= Assignment =
Look through the lines below and copy each one that includes "såsom".

Data excerpts
==========

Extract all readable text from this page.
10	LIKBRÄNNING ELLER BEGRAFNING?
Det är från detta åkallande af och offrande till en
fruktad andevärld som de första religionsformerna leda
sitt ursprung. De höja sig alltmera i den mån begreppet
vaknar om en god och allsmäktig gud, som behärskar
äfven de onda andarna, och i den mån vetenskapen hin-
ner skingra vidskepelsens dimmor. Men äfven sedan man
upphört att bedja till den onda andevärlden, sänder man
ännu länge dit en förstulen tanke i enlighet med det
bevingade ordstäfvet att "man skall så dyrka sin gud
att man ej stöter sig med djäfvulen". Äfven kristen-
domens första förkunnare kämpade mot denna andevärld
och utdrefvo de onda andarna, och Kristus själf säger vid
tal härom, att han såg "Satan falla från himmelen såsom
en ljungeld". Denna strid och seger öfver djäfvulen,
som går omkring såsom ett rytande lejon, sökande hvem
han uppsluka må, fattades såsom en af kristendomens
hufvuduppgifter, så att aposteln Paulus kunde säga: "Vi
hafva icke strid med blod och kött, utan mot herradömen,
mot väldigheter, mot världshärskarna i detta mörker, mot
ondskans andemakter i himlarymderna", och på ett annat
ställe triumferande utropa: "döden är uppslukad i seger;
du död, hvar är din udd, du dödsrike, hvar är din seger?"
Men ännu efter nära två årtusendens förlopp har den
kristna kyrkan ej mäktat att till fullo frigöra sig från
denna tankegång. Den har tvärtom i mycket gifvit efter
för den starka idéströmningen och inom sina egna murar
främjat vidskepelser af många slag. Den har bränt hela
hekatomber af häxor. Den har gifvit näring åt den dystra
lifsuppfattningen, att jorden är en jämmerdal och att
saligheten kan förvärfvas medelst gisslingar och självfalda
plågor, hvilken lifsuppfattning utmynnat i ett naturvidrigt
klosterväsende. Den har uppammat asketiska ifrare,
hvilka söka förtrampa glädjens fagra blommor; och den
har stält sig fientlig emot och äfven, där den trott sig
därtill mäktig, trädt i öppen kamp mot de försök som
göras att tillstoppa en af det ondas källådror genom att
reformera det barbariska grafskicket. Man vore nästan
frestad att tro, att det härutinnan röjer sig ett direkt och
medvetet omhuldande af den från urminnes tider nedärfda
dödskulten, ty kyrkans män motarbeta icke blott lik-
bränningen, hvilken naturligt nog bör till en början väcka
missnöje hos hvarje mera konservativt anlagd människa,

==========

= Solution for this problem =
tal härom, att han såg "Satan falla från himmelen såsom
som går omkring såsom ett rytande lejon, sökande hvem
han uppsluka må, fattades såsom en af kristendomens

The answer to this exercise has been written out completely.